### Goal of the exercise:
Pick out the lines below with "收入增量来源" and list them.

** begin **

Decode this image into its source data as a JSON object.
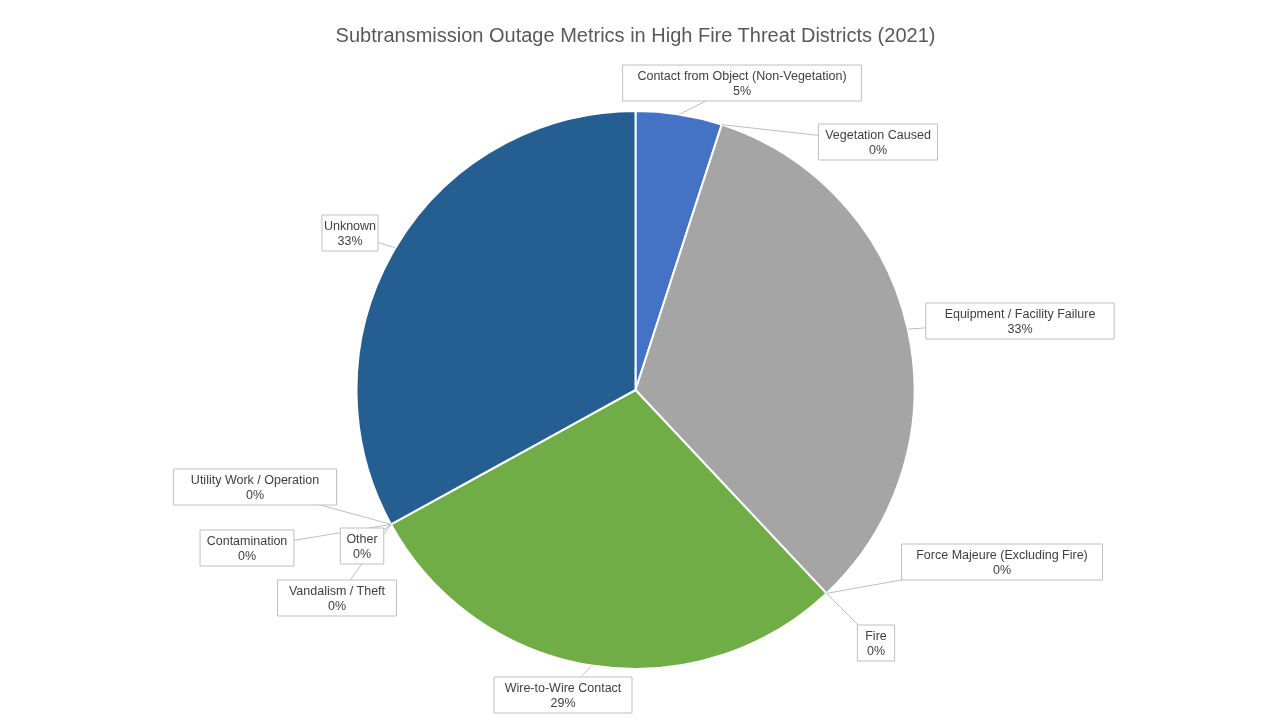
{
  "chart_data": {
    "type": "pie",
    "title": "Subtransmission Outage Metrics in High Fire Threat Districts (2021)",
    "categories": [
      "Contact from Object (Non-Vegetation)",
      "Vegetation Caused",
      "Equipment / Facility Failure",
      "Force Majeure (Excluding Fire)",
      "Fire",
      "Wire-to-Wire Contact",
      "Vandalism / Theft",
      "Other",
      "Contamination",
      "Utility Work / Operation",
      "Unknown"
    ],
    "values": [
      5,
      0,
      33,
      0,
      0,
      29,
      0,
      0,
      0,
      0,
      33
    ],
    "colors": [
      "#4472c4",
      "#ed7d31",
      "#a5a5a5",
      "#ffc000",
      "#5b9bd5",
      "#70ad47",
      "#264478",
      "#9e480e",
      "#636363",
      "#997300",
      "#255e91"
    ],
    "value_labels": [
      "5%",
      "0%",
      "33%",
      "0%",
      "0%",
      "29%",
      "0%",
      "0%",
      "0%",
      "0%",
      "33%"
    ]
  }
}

** end **
** begin **

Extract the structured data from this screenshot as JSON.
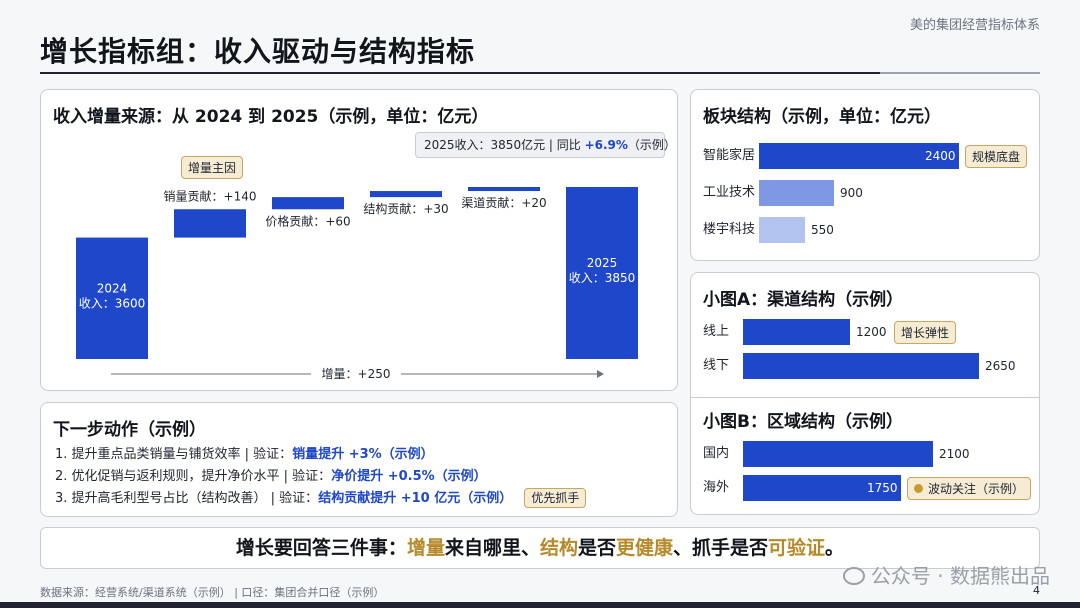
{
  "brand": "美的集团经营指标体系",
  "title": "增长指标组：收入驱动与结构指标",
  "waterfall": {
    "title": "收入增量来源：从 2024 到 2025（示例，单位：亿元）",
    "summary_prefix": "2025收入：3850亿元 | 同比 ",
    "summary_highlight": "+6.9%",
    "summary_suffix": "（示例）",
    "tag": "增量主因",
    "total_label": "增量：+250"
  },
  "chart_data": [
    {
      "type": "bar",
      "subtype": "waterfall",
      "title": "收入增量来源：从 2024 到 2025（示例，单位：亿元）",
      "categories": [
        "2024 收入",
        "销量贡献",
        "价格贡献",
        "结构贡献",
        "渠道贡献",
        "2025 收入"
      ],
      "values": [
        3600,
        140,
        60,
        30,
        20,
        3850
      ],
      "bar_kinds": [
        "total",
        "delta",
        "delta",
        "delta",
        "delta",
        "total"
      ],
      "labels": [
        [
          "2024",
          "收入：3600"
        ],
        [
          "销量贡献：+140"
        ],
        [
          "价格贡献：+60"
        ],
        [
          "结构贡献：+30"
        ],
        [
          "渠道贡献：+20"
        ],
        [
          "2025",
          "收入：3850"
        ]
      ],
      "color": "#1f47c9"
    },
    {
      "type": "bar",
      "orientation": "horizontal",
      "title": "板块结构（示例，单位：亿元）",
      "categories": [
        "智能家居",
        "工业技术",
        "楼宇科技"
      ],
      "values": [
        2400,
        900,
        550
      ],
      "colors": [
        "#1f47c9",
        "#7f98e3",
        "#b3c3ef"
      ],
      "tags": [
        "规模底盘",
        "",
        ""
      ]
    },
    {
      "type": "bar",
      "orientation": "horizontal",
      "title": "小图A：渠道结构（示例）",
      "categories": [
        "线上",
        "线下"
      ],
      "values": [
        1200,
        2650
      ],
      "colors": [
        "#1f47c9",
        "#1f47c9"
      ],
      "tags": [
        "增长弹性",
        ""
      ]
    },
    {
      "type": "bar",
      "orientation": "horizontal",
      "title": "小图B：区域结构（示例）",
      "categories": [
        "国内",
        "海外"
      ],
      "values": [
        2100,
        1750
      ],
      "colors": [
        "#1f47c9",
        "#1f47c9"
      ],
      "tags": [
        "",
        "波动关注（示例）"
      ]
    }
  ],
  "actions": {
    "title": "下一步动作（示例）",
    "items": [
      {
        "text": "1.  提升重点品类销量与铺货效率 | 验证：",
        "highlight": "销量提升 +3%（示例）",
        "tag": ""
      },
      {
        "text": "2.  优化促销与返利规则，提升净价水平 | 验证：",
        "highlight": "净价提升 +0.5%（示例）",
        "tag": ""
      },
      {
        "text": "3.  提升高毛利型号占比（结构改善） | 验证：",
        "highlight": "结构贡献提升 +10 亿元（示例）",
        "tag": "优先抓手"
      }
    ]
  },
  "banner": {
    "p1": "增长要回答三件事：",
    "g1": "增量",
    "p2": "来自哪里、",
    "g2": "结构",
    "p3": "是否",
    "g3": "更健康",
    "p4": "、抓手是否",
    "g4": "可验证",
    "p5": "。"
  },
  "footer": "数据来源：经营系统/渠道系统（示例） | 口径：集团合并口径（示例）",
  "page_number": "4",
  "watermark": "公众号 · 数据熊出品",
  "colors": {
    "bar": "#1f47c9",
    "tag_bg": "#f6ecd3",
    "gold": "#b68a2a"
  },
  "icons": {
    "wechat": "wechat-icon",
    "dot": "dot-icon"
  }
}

** end **
** begin **

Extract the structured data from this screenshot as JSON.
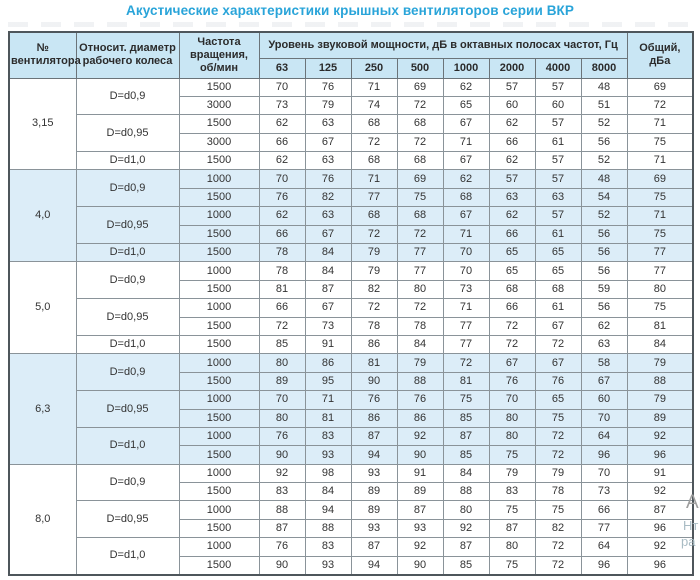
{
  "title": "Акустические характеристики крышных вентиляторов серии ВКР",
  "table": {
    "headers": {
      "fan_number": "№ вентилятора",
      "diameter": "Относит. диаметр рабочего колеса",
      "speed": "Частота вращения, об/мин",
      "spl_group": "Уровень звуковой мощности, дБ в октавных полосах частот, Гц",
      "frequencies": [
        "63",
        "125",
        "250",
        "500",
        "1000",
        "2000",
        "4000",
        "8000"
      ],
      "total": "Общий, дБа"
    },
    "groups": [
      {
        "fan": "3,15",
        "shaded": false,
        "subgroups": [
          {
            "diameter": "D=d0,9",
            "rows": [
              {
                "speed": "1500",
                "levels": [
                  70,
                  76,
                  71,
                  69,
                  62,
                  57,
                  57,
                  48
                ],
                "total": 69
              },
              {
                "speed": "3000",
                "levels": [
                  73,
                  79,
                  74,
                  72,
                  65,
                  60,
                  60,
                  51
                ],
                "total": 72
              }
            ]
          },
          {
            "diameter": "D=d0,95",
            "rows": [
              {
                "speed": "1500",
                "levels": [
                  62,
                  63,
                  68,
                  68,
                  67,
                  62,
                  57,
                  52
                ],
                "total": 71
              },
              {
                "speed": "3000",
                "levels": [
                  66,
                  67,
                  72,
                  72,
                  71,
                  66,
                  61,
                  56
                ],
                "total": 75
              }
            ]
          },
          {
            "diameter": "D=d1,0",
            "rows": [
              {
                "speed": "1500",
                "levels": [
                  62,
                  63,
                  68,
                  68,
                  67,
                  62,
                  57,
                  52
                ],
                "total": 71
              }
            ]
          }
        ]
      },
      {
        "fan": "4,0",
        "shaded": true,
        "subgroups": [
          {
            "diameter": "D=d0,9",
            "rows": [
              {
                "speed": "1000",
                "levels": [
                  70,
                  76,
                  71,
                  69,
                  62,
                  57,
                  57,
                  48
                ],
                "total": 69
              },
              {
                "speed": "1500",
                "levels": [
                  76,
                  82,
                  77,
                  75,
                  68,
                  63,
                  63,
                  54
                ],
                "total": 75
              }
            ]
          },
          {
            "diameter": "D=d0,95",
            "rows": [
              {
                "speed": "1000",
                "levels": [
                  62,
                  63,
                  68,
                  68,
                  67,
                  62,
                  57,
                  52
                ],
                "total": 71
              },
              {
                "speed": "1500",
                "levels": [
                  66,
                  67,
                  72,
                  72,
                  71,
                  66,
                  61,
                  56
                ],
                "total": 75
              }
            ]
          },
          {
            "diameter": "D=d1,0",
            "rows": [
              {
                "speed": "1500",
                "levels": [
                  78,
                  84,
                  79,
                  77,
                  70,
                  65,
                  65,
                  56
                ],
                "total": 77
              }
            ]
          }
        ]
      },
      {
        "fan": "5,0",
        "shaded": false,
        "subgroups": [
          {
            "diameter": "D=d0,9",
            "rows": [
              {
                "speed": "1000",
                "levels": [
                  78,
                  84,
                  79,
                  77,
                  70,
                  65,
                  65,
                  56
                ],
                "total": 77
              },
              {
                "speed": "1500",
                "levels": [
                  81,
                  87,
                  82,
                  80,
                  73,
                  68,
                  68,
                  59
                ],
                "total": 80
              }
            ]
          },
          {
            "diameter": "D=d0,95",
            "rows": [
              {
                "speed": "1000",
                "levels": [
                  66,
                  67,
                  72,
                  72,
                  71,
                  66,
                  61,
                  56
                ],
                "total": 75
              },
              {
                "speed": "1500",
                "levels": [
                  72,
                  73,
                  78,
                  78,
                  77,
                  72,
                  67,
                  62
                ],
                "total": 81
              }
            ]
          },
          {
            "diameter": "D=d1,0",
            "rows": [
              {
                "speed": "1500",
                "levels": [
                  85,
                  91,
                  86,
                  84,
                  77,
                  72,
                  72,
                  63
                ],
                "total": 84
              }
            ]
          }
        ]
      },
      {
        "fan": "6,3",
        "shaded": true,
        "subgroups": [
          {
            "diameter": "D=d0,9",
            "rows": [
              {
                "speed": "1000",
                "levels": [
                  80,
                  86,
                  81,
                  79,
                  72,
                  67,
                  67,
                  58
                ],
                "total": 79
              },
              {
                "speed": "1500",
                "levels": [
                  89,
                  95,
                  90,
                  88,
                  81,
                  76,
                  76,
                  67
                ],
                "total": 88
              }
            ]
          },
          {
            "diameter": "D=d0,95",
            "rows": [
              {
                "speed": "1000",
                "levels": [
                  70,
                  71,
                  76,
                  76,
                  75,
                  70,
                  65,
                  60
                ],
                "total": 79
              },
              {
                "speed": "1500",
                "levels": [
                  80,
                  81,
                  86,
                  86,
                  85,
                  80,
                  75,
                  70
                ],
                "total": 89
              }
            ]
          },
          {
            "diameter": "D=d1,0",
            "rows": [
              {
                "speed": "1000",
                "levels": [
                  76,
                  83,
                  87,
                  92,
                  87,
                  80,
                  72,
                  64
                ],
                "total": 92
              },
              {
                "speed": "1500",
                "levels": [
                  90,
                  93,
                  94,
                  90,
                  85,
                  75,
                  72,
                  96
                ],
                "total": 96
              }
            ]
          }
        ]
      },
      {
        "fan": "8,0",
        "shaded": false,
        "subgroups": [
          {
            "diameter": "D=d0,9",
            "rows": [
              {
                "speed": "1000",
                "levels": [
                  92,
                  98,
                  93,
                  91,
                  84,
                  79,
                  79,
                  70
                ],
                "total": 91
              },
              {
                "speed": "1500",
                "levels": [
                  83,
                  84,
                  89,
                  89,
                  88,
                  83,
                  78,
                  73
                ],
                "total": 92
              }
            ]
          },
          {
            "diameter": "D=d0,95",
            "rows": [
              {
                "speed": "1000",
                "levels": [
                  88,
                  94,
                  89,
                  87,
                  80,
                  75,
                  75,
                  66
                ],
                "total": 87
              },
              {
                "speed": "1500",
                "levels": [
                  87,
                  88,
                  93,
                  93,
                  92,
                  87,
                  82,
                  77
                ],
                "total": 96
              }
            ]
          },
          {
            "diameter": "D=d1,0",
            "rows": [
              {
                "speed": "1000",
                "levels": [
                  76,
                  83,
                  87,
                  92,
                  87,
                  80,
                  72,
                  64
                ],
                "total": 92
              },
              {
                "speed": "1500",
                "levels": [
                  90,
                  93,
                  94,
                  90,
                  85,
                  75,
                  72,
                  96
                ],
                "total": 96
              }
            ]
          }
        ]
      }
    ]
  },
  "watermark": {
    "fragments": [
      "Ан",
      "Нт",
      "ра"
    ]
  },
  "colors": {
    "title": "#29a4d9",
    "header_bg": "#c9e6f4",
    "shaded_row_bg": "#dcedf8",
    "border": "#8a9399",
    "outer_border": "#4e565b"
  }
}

** end **

### Task result:
    "title": "收入增量来源：从 2024 到 2025（示例，单位：亿元）",
      "title": "收入增量来源：从 2024 到 2025（示例，单位：亿元）",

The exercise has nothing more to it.